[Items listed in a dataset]

----------

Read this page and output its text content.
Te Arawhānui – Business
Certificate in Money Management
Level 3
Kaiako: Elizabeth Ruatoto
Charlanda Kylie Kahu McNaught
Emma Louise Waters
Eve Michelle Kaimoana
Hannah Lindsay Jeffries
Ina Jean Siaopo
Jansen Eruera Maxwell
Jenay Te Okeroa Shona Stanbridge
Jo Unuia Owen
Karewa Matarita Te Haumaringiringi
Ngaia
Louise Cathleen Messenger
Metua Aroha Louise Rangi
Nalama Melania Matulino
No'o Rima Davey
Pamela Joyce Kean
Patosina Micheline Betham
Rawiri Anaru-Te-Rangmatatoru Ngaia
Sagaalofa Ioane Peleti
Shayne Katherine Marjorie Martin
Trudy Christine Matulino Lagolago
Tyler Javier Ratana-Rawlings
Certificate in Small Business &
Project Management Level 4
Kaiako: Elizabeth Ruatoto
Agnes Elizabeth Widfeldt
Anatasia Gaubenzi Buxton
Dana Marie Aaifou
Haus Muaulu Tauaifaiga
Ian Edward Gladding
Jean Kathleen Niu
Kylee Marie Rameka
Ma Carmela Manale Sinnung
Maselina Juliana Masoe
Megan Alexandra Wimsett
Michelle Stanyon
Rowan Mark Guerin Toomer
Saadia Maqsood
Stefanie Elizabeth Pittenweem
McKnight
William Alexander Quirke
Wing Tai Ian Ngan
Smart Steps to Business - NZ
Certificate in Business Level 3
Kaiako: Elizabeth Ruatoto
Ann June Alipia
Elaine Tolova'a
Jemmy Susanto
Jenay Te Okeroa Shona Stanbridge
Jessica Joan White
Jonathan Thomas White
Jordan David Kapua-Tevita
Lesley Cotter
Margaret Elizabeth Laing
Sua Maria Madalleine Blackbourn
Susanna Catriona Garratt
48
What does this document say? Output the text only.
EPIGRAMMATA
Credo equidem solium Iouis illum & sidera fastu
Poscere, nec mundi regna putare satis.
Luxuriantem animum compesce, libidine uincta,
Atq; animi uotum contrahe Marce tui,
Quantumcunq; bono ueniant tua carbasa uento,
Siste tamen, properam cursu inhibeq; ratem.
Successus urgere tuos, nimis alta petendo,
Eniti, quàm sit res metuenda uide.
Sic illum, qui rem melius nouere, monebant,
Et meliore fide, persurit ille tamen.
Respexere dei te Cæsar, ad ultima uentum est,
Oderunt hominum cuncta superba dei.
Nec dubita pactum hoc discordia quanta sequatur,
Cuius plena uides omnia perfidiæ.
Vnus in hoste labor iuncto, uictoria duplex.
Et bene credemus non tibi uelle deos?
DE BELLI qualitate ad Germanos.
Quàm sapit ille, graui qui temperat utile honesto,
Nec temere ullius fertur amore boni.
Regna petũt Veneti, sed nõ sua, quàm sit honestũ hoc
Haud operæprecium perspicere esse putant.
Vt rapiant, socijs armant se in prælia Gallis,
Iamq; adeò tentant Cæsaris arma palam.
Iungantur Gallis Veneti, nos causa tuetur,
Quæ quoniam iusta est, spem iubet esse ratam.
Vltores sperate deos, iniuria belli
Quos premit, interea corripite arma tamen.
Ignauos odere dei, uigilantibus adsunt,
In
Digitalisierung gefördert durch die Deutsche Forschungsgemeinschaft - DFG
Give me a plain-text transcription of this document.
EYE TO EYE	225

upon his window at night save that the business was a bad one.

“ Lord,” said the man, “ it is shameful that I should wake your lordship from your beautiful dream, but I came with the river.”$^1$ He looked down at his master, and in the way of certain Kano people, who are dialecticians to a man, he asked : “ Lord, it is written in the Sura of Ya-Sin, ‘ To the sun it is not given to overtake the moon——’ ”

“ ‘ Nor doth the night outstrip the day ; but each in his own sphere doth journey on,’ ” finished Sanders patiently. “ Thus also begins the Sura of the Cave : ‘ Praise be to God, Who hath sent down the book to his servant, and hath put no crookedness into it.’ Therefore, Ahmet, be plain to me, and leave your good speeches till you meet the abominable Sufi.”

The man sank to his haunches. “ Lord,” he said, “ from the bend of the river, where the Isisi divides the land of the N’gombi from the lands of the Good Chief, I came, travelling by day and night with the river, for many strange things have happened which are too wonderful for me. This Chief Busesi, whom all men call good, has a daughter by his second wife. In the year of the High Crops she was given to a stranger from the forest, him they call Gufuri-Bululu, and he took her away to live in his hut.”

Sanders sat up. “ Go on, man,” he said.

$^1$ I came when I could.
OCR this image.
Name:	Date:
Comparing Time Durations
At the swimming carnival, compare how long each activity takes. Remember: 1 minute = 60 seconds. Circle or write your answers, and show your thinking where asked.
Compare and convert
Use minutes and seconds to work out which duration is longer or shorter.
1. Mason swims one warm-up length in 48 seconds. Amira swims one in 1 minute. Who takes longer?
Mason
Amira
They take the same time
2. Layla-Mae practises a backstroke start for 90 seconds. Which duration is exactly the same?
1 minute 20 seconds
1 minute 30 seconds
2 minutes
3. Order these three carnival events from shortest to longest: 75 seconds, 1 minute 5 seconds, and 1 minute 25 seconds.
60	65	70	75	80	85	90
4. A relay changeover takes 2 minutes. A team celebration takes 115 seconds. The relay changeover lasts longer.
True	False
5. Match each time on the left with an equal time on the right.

----------

Set problem:
Copy all lines from the listing that contain "Louise".

Full answer:
Emma Louise Waters
Louise Cathleen Messenger
Metua Aroha Louise Rangi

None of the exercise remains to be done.